═════ MATERIAL FOR THE TASK

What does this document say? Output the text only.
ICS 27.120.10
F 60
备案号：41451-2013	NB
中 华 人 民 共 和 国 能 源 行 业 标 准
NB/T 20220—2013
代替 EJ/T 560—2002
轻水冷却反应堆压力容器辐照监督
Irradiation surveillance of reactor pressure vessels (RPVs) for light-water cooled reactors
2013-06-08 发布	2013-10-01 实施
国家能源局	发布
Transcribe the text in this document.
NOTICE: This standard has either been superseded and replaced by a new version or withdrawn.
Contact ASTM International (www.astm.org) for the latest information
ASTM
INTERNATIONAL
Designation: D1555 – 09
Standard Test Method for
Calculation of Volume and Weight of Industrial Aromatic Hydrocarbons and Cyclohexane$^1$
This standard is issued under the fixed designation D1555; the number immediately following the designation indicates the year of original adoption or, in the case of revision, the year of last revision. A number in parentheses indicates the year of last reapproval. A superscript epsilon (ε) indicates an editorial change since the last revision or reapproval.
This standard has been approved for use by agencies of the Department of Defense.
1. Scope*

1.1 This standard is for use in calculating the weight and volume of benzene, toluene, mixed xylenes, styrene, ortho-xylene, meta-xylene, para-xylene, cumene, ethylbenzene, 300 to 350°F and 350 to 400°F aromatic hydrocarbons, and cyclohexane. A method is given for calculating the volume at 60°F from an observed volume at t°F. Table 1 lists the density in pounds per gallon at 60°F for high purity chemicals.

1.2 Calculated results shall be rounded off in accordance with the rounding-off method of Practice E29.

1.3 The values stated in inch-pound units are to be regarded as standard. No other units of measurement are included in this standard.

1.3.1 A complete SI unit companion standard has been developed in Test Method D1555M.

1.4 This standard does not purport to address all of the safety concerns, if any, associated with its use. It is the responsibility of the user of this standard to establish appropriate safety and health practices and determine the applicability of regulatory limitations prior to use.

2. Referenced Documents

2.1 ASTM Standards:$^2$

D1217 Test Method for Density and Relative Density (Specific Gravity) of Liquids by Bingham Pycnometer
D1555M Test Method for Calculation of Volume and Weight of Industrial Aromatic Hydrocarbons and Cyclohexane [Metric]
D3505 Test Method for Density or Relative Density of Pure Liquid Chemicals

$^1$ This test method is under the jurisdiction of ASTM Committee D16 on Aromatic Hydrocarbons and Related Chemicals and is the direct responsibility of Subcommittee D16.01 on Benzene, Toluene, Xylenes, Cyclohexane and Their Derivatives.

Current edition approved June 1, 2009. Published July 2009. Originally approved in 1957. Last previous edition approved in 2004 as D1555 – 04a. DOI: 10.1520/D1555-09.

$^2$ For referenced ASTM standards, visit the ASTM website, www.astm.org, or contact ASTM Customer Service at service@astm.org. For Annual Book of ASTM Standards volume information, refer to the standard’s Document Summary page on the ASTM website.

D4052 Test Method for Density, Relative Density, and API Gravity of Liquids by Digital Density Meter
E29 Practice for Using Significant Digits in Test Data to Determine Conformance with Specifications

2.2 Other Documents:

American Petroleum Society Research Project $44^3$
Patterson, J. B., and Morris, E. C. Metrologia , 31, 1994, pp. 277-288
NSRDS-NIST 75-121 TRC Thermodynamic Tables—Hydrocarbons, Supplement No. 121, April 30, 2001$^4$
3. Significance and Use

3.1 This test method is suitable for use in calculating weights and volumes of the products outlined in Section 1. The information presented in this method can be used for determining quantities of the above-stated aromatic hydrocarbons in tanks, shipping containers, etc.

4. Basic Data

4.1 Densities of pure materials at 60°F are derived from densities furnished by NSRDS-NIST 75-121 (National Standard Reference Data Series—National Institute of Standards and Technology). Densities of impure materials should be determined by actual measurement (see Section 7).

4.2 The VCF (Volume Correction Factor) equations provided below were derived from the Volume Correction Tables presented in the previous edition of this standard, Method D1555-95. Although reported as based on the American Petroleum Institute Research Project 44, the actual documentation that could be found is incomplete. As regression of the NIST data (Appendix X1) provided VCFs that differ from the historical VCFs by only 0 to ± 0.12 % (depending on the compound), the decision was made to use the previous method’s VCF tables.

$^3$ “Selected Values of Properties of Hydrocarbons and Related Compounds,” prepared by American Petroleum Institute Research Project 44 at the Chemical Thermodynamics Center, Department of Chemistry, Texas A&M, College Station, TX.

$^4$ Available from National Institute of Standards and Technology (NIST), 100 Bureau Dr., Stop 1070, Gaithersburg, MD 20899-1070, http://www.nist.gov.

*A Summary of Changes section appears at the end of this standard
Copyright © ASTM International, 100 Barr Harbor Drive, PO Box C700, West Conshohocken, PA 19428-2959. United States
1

══════════

DIRECTIONS
Determine how many lines in the data above contain the string "only". Give nothing except the number.

ANSWER FOR THIS EXERCISE
2